[Dataset listings of figures]
START

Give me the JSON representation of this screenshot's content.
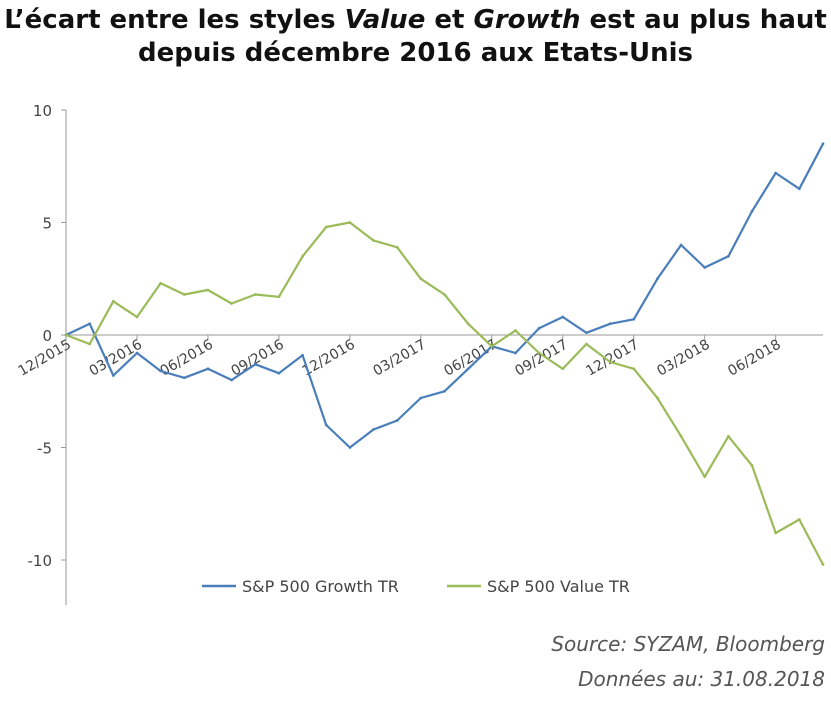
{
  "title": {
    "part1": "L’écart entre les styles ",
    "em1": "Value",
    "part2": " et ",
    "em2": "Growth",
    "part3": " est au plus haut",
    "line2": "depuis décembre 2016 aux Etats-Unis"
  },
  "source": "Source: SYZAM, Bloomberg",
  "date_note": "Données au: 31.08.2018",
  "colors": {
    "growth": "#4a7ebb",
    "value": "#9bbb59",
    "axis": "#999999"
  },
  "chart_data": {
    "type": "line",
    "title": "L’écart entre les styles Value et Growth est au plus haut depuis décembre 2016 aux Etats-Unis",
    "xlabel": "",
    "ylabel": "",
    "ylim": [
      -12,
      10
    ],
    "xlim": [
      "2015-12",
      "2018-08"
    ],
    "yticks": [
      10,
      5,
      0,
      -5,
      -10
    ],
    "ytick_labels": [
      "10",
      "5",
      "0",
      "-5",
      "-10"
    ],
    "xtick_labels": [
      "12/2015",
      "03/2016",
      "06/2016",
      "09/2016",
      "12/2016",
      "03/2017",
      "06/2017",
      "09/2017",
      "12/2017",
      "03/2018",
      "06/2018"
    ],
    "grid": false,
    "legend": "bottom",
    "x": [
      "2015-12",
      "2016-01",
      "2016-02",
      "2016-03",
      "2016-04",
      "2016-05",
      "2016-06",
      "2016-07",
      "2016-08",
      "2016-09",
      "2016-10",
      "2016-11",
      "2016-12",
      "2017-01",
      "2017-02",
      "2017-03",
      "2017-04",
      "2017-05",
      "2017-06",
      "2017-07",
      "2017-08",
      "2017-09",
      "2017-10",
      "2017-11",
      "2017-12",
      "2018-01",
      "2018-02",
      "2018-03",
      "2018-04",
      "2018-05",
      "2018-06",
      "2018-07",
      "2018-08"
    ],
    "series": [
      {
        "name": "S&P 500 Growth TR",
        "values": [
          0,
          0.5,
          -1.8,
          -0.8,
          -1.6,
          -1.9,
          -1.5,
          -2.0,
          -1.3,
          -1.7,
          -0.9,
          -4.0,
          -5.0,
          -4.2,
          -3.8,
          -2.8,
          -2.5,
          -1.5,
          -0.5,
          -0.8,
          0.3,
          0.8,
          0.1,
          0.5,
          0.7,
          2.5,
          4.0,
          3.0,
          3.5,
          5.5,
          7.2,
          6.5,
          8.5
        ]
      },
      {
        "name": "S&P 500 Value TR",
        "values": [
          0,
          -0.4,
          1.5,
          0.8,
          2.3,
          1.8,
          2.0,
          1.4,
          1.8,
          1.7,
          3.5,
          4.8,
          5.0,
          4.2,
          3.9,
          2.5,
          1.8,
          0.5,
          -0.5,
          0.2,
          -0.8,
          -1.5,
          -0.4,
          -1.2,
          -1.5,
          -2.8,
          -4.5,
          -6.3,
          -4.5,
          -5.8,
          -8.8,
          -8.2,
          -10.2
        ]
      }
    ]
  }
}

END

**What needs to be done**.
In the entries above, identify every line with the string "écart".

**Result of this exercise**.
    "part1": "L’écart entre les styles ",
    "title": "L’écart entre les styles Value et Growth est au plus haut depuis décembre 2016 aux Etats-Unis",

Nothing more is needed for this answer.